Recorded data:

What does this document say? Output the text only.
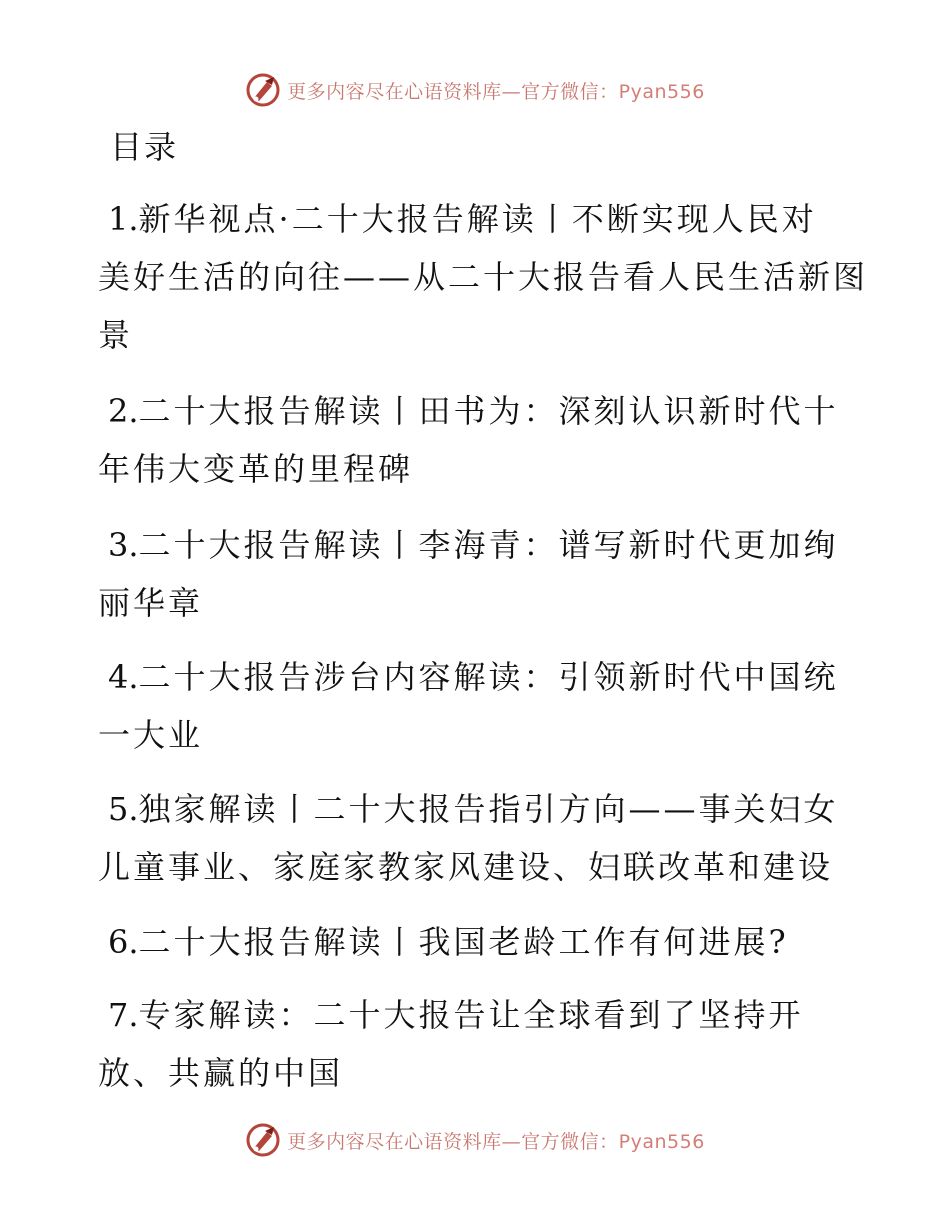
更多内容尽在心语资料库—官方微信：Pyan556
目录
1.新华视点·二十大报告解读丨不断实现人民对
美好生活的向往——从二十大报告看人民生活新图
景
2.二十大报告解读丨田书为：深刻认识新时代十
年伟大变革的里程碑
3.二十大报告解读丨李海青：谱写新时代更加绚
丽华章
4.二十大报告涉台内容解读：引领新时代中国统
一大业
5.独家解读丨二十大报告指引方向——事关妇女
儿童事业、家庭家教家风建设、妇联改革和建设
6.二十大报告解读丨我国老龄工作有何进展?
7.专家解读：二十大报告让全球看到了坚持开
放、共赢的中国
更多内容尽在心语资料库—官方微信：Pyan556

EXERCISE OBJECTIVE: Leave out all images, then reproduce the entries above exactly.

WORKED SOLUTION:
What does this document say? Output the text only.
更多内容尽在心语资料库—官方微信：Pyan556
目录
1.新华视点·二十大报告解读丨不断实现人民对
美好生活的向往——从二十大报告看人民生活新图
景
2.二十大报告解读丨田书为：深刻认识新时代十
年伟大变革的里程碑
3.二十大报告解读丨李海青：谱写新时代更加绚
丽华章
4.二十大报告涉台内容解读：引领新时代中国统
一大业
5.独家解读丨二十大报告指引方向——事关妇女
儿童事业、家庭家教家风建设、妇联改革和建设
6.二十大报告解读丨我国老龄工作有何进展?
7.专家解读：二十大报告让全球看到了坚持开
放、共赢的中国
更多内容尽在心语资料库—官方微信：Pyan556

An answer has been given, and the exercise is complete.